* Begin Records for this task *

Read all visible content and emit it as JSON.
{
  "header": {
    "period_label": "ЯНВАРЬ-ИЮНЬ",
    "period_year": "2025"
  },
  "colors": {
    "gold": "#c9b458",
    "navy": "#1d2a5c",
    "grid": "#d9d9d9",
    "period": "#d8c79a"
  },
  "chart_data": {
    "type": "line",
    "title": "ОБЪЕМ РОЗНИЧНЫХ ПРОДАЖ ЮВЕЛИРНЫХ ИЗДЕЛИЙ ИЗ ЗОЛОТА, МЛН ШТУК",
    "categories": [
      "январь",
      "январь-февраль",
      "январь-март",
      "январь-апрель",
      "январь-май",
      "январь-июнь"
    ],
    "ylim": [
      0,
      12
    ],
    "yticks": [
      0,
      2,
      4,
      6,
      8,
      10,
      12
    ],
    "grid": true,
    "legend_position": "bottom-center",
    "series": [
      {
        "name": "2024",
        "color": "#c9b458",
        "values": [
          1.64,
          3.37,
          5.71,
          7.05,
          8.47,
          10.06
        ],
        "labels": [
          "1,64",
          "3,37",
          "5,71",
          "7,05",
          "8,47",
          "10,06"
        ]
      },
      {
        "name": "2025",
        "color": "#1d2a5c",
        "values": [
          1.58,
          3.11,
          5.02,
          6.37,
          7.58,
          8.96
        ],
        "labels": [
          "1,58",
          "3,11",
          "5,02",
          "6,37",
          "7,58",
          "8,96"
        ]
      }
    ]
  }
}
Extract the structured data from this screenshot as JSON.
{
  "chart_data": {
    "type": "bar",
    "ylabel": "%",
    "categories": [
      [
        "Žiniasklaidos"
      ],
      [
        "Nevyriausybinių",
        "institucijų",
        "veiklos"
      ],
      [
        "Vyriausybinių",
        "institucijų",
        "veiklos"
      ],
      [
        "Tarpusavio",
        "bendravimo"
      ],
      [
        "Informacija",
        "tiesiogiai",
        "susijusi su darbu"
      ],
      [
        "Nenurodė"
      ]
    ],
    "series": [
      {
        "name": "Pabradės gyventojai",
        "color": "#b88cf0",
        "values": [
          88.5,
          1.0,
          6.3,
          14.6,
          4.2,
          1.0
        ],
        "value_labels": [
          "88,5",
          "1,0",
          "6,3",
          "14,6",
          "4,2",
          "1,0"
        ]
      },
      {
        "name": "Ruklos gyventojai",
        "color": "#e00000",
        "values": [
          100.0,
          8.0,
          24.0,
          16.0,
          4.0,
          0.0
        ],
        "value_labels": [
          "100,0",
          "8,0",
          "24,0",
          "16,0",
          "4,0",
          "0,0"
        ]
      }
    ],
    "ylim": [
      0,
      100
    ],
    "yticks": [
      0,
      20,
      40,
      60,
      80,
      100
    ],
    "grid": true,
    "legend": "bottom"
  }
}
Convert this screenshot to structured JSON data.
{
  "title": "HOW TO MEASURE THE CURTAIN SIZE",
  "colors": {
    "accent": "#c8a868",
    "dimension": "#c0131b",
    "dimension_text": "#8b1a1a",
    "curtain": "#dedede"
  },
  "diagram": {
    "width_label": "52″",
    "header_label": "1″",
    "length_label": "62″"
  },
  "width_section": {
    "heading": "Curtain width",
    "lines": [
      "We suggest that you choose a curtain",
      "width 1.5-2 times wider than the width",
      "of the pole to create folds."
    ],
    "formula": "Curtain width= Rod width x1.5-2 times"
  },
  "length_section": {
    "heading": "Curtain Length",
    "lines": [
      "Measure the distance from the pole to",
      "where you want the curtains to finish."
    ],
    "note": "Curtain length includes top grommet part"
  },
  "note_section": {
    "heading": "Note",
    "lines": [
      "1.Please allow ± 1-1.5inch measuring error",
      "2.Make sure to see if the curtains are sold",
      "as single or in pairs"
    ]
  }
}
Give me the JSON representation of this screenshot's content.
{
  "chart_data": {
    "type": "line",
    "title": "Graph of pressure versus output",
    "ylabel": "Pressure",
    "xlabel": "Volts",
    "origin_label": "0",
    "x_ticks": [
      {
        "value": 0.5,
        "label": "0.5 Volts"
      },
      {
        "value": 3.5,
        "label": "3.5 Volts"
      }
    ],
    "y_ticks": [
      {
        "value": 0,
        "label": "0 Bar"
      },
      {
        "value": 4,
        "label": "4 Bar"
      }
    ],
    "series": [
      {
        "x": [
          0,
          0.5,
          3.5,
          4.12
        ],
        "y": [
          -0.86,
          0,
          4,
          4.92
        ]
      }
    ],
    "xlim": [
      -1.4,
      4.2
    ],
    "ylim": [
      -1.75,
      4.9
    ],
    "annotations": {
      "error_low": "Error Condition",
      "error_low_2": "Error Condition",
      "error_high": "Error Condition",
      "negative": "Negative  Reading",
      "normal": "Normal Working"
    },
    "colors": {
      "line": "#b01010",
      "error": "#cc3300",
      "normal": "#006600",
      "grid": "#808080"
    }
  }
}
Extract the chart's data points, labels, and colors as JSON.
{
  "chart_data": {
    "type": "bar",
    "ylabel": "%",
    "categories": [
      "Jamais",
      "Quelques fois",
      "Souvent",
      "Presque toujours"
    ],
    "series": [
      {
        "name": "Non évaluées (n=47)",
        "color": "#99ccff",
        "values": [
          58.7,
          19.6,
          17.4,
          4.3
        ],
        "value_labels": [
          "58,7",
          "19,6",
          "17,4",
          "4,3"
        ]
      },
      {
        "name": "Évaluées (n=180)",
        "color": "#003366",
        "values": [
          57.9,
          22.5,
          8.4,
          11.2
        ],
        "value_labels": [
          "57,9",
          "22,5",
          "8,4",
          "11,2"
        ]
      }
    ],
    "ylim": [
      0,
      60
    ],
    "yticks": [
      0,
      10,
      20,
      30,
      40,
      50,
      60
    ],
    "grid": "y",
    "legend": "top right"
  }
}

* End Records for this task *

Reproduce the records above exactly as they appear.

Read all visible content and emit it as JSON.
{
  "header": {
    "period_label": "ЯНВАРЬ-ИЮНЬ",
    "period_year": "2025"
  },
  "colors": {
    "gold": "#c9b458",
    "navy": "#1d2a5c",
    "grid": "#d9d9d9",
    "period": "#d8c79a"
  },
  "chart_data": {
    "type": "line",
    "title": "ОБЪЕМ РОЗНИЧНЫХ ПРОДАЖ ЮВЕЛИРНЫХ ИЗДЕЛИЙ ИЗ ЗОЛОТА, МЛН ШТУК",
    "categories": [
      "январь",
      "январь-февраль",
      "январь-март",
      "январь-апрель",
      "январь-май",
      "январь-июнь"
    ],
    "ylim": [
      0,
      12
    ],
    "yticks": [
      0,
      2,
      4,
      6,
      8,
      10,
      12
    ],
    "grid": true,
    "legend_position": "bottom-center",
    "series": [
      {
        "name": "2024",
        "color": "#c9b458",
        "values": [
          1.64,
          3.37,
          5.71,
          7.05,
          8.47,
          10.06
        ],
        "labels": [
          "1,64",
          "3,37",
          "5,71",
          "7,05",
          "8,47",
          "10,06"
        ]
      },
      {
        "name": "2025",
        "color": "#1d2a5c",
        "values": [
          1.58,
          3.11,
          5.02,
          6.37,
          7.58,
          8.96
        ],
        "labels": [
          "1,58",
          "3,11",
          "5,02",
          "6,37",
          "7,58",
          "8,96"
        ]
      }
    ]
  }
}
Extract the structured data from this screenshot as JSON.
{
  "chart_data": {
    "type": "bar",
    "ylabel": "%",
    "categories": [
      [
        "Žiniasklaidos"
      ],
      [
        "Nevyriausybinių",
        "institucijų",
        "veiklos"
      ],
      [
        "Vyriausybinių",
        "institucijų",
        "veiklos"
      ],
      [
        "Tarpusavio",
        "bendravimo"
      ],
      [
        "Informacija",
        "tiesiogiai",
        "susijusi su darbu"
      ],
      [
        "Nenurodė"
      ]
    ],
    "series": [
      {
        "name": "Pabradės gyventojai",
        "color": "#b88cf0",
        "values": [
          88.5,
          1.0,
          6.3,
          14.6,
          4.2,
          1.0
        ],
        "value_labels": [
          "88,5",
          "1,0",
          "6,3",
          "14,6",
          "4,2",
          "1,0"
        ]
      },
      {
        "name": "Ruklos gyventojai",
        "color": "#e00000",
        "values": [
          100.0,
          8.0,
          24.0,
          16.0,
          4.0,
          0.0
        ],
        "value_labels": [
          "100,0",
          "8,0",
          "24,0",
          "16,0",
          "4,0",
          "0,0"
        ]
      }
    ],
    "ylim": [
      0,
      100
    ],
    "yticks": [
      0,
      20,
      40,
      60,
      80,
      100
    ],
    "grid": true,
    "legend": "bottom"
  }
}
Convert this screenshot to structured JSON data.
{
  "title": "HOW TO MEASURE THE CURTAIN SIZE",
  "colors": {
    "accent": "#c8a868",
    "dimension": "#c0131b",
    "dimension_text": "#8b1a1a",
    "curtain": "#dedede"
  },
  "diagram": {
    "width_label": "52″",
    "header_label": "1″",
    "length_label": "62″"
  },
  "width_section": {
    "heading": "Curtain width",
    "lines": [
      "We suggest that you choose a curtain",
      "width 1.5-2 times wider than the width",
      "of the pole to create folds."
    ],
    "formula": "Curtain width= Rod width x1.5-2 times"
  },
  "length_section": {
    "heading": "Curtain Length",
    "lines": [
      "Measure the distance from the pole to",
      "where you want the curtains to finish."
    ],
    "note": "Curtain length includes top grommet part"
  },
  "note_section": {
    "heading": "Note",
    "lines": [
      "1.Please allow ± 1-1.5inch measuring error",
      "2.Make sure to see if the curtains are sold",
      "as single or in pairs"
    ]
  }
}
Give me the JSON representation of this screenshot's content.
{
  "chart_data": {
    "type": "line",
    "title": "Graph of pressure versus output",
    "ylabel": "Pressure",
    "xlabel": "Volts",
    "origin_label": "0",
    "x_ticks": [
      {
        "value": 0.5,
        "label": "0.5 Volts"
      },
      {
        "value": 3.5,
        "label": "3.5 Volts"
      }
    ],
    "y_ticks": [
      {
        "value": 0,
        "label": "0 Bar"
      },
      {
        "value": 4,
        "label": "4 Bar"
      }
    ],
    "series": [
      {
        "x": [
          0,
          0.5,
          3.5,
          4.12
        ],
        "y": [
          -0.86,
          0,
          4,
          4.92
        ]
      }
    ],
    "xlim": [
      -1.4,
      4.2
    ],
    "ylim": [
      -1.75,
      4.9
    ],
    "annotations": {
      "error_low": "Error Condition",
      "error_low_2": "Error Condition",
      "error_high": "Error Condition",
      "negative": "Negative  Reading",
      "normal": "Normal Working"
    },
    "colors": {
      "line": "#b01010",
      "error": "#cc3300",
      "normal": "#006600",
      "grid": "#808080"
    }
  }
}
Extract the chart's data points, labels, and colors as JSON.
{
  "chart_data": {
    "type": "bar",
    "ylabel": "%",
    "categories": [
      "Jamais",
      "Quelques fois",
      "Souvent",
      "Presque toujours"
    ],
    "series": [
      {
        "name": "Non évaluées (n=47)",
        "color": "#99ccff",
        "values": [
          58.7,
          19.6,
          17.4,
          4.3
        ],
        "value_labels": [
          "58,7",
          "19,6",
          "17,4",
          "4,3"
        ]
      },
      {
        "name": "Évaluées (n=180)",
        "color": "#003366",
        "values": [
          57.9,
          22.5,
          8.4,
          11.2
        ],
        "value_labels": [
          "57,9",
          "22,5",
          "8,4",
          "11,2"
        ]
      }
    ],
    "ylim": [
      0,
      60
    ],
    "yticks": [
      0,
      10,
      20,
      30,
      40,
      50,
      60
    ],
    "grid": "y",
    "legend": "top right"
  }
}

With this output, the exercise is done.